What to do
Without the pictures, set down every line of the data exactly.

(Dataset items)
--------------------
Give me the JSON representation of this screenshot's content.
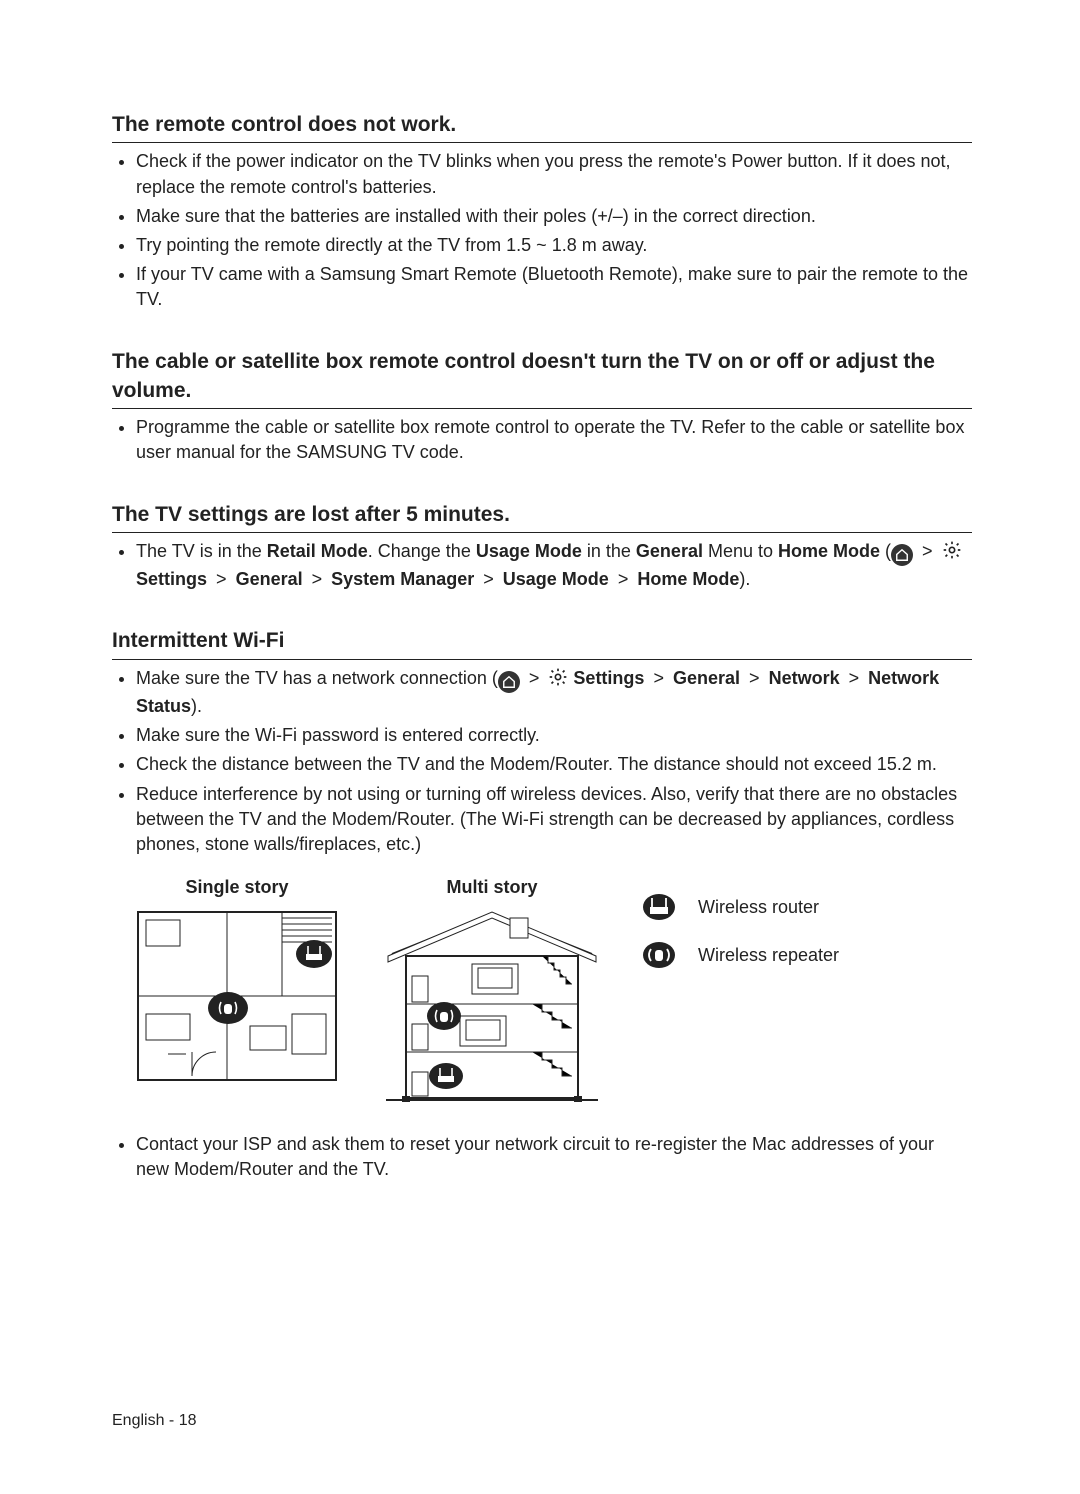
{
  "sections": [
    {
      "heading": "The remote control does not work.",
      "bullets": [
        {
          "text": "Check if the power indicator on the TV blinks when you press the remote's Power button. If it does not, replace the remote control's batteries."
        },
        {
          "text": "Make sure that the batteries are installed with their poles (+/–) in the correct direction."
        },
        {
          "text": "Try pointing the remote directly at the TV from 1.5 ~ 1.8 m away."
        },
        {
          "text": "If your TV came with a Samsung Smart Remote (Bluetooth Remote), make sure to pair the remote to the TV."
        }
      ]
    },
    {
      "heading": "The cable or satellite box remote control doesn't turn the TV on or off or adjust the volume.",
      "bullets": [
        {
          "text": "Programme the cable or satellite box remote control to operate the TV. Refer to the cable or satellite box user manual for the SAMSUNG TV code."
        }
      ]
    },
    {
      "heading": "The TV settings are lost after 5 minutes.",
      "retail": {
        "pre": "The TV is in the ",
        "retail_mode": "Retail Mode",
        "mid1": ". Change the ",
        "usage_mode": "Usage Mode",
        "mid2": " in the ",
        "general": "General",
        "mid3": " Menu to ",
        "home_mode": "Home Mode",
        "open": " (",
        "chev": ">",
        "settings": "Settings",
        "system_manager": "System Manager",
        "close": ")."
      }
    },
    {
      "heading": "Intermittent Wi-Fi",
      "wifi_line": {
        "pre": "Make sure the TV has a network connection (",
        "chev": ">",
        "settings": "Settings",
        "general": "General",
        "network": "Network",
        "network_status": "Network Status",
        "close": ")."
      },
      "bullets_after": [
        "Make sure the Wi-Fi password is entered correctly.",
        "Check the distance between the TV and the Modem/Router. The distance should not exceed 15.2 m.",
        "Reduce interference by not using or turning off wireless devices. Also, verify that there are no obstacles between the TV and the Modem/Router. (The Wi-Fi strength can be decreased by appliances, cordless phones, stone walls/fireplaces, etc.)"
      ],
      "diagrams": {
        "single_story": "Single story",
        "multi_story": "Multi story",
        "legend_router": "Wireless router",
        "legend_repeater": "Wireless repeater"
      },
      "final_bullet": "Contact your ISP and ask them to reset your network circuit to re-register the Mac addresses of your new Modem/Router and the TV."
    }
  ],
  "footer": "English - 18"
}
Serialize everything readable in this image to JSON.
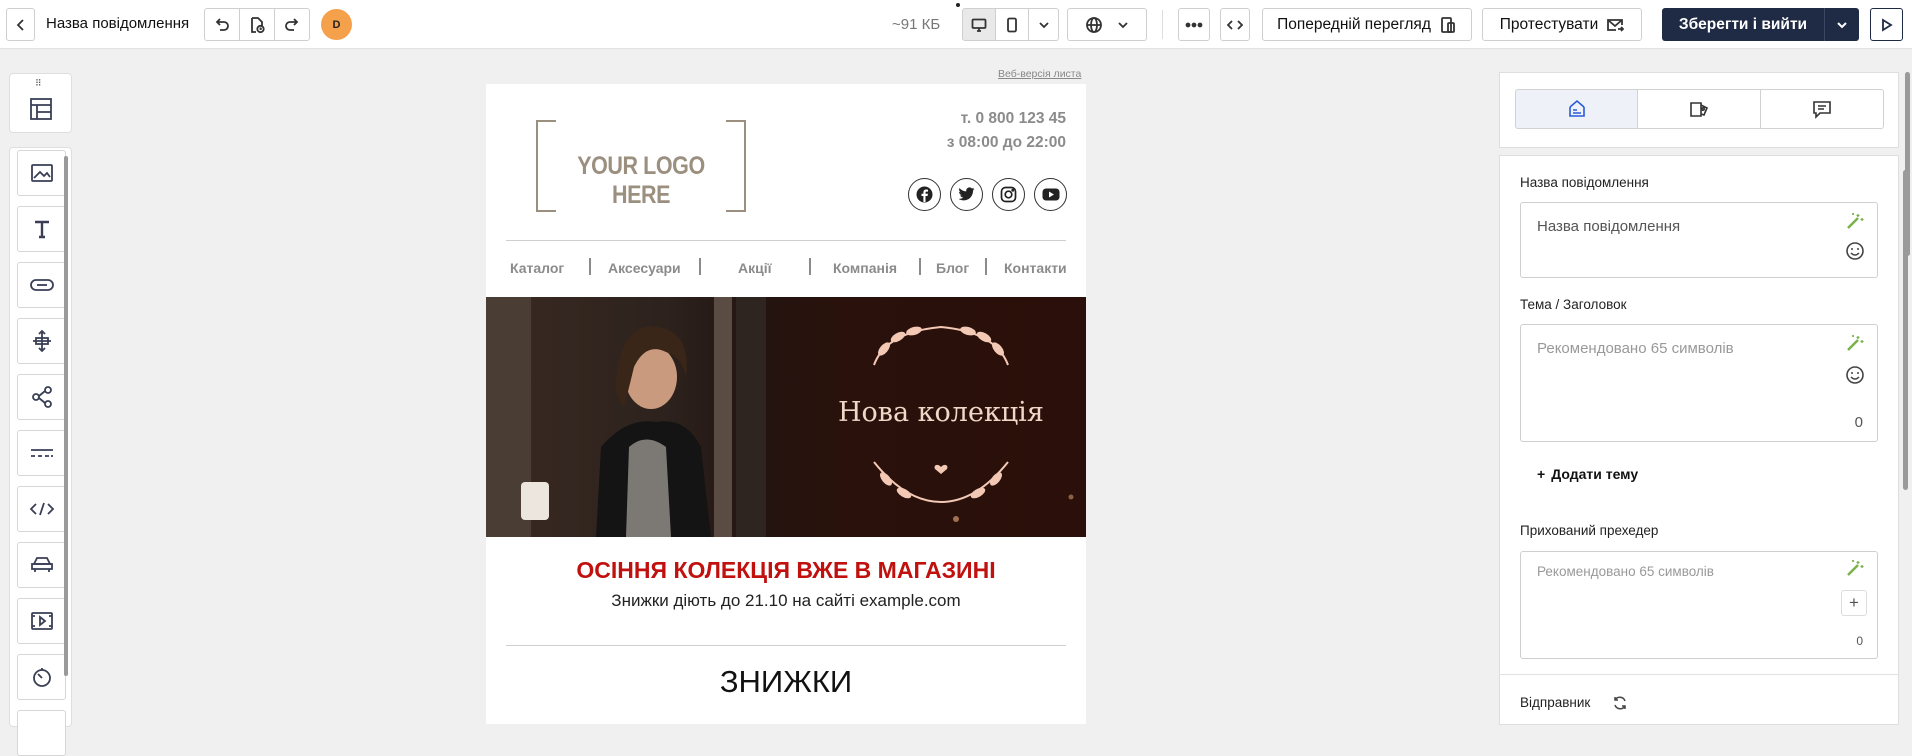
{
  "header": {
    "title": "Назва повідомлення",
    "avatar_initial": "D",
    "size": "~91 КБ",
    "preview_label": "Попередній перегляд",
    "test_label": "Протестувати",
    "save_exit_label": "Зберегти і вийти",
    "accent": "#1f2a44"
  },
  "email": {
    "web_version": "Веб-версія листа",
    "logo_text": "YOUR LOGO HERE",
    "phone": "т. 0 800 123 45",
    "hours": "з 08:00 до 22:00",
    "social": [
      "facebook-icon",
      "twitter-icon",
      "instagram-icon",
      "youtube-icon"
    ],
    "menu": [
      "Каталог",
      "Аксесуари",
      "Акції",
      "Компанія",
      "Блог",
      "Контакти"
    ],
    "hero_title": "Нова колекція",
    "headline": "ОСІННЯ КОЛЕКЦІЯ ВЖЕ В МАГАЗИНІ",
    "headline_color": "#c0110f",
    "subline": "Знижки діють до 21.10 на сайті example.com",
    "section_title": "ЗНИЖКИ"
  },
  "panel": {
    "name_label": "Назва повідомлення",
    "name_value": "Назва повідомлення",
    "subject_label": "Тема / Заголовок",
    "subject_placeholder": "Рекомендовано 65 символів",
    "subject_count": "0",
    "add_topic": "Додати тему",
    "preheader_label": "Прихований прехедер",
    "preheader_placeholder": "Рекомендовано 65 символів",
    "preheader_count": "0",
    "sender_label": "Відправник"
  }
}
--------------------
Result below
Give me the JSON representation of this screenshot's content.
{
  "sections": [
    {
      "heading": "The remote control does not work.",
      "bullets": [
        {
          "text": "Check if the power indicator on the TV blinks when you press the remote's Power button. If it does not, replace the remote control's batteries."
        },
        {
          "text": "Make sure that the batteries are installed with their poles (+/–) in the correct direction."
        },
        {
          "text": "Try pointing the remote directly at the TV from 1.5 ~ 1.8 m away."
        },
        {
          "text": "If your TV came with a Samsung Smart Remote (Bluetooth Remote), make sure to pair the remote to the TV."
        }
      ]
    },
    {
      "heading": "The cable or satellite box remote control doesn't turn the TV on or off or adjust the volume.",
      "bullets": [
        {
          "text": "Programme the cable or satellite box remote control to operate the TV. Refer to the cable or satellite box user manual for the SAMSUNG TV code."
        }
      ]
    },
    {
      "heading": "The TV settings are lost after 5 minutes.",
      "retail": {
        "pre": "The TV is in the ",
        "retail_mode": "Retail Mode",
        "mid1": ". Change the ",
        "usage_mode": "Usage Mode",
        "mid2": " in the ",
        "general": "General",
        "mid3": " Menu to ",
        "home_mode": "Home Mode",
        "open": " (",
        "chev": ">",
        "settings": "Settings",
        "system_manager": "System Manager",
        "close": ")."
      }
    },
    {
      "heading": "Intermittent Wi-Fi",
      "wifi_line": {
        "pre": "Make sure the TV has a network connection (",
        "chev": ">",
        "settings": "Settings",
        "general": "General",
        "network": "Network",
        "network_status": "Network Status",
        "close": ")."
      },
      "bullets_after": [
        "Make sure the Wi-Fi password is entered correctly.",
        "Check the distance between the TV and the Modem/Router. The distance should not exceed 15.2 m.",
        "Reduce interference by not using or turning off wireless devices. Also, verify that there are no obstacles between the TV and the Modem/Router. (The Wi-Fi strength can be decreased by appliances, cordless phones, stone walls/fireplaces, etc.)"
      ],
      "diagrams": {
        "single_story": "Single story",
        "multi_story": "Multi story",
        "legend_router": "Wireless router",
        "legend_repeater": "Wireless repeater"
      },
      "final_bullet": "Contact your ISP and ask them to reset your network circuit to re-register the Mac addresses of your new Modem/Router and the TV."
    }
  ],
  "footer": "English - 18"
}
Serialize everything readable in this image to JSON.
{
  "header": {
    "title": "Назва повідомлення",
    "avatar_initial": "D",
    "size": "~91 КБ",
    "preview_label": "Попередній перегляд",
    "test_label": "Протестувати",
    "save_exit_label": "Зберегти і вийти",
    "accent": "#1f2a44"
  },
  "email": {
    "web_version": "Веб-версія листа",
    "logo_text": "YOUR LOGO HERE",
    "phone": "т. 0 800 123 45",
    "hours": "з 08:00 до 22:00",
    "social": [
      "facebook-icon",
      "twitter-icon",
      "instagram-icon",
      "youtube-icon"
    ],
    "menu": [
      "Каталог",
      "Аксесуари",
      "Акції",
      "Компанія",
      "Блог",
      "Контакти"
    ],
    "hero_title": "Нова колекція",
    "headline": "ОСІННЯ КОЛЕКЦІЯ ВЖЕ В МАГАЗИНІ",
    "headline_color": "#c0110f",
    "subline": "Знижки діють до 21.10 на сайті example.com",
    "section_title": "ЗНИЖКИ"
  },
  "panel": {
    "name_label": "Назва повідомлення",
    "name_value": "Назва повідомлення",
    "subject_label": "Тема / Заголовок",
    "subject_placeholder": "Рекомендовано 65 символів",
    "subject_count": "0",
    "add_topic": "Додати тему",
    "preheader_label": "Прихований прехедер",
    "preheader_placeholder": "Рекомендовано 65 символів",
    "preheader_count": "0",
    "sender_label": "Відправник"
  }
}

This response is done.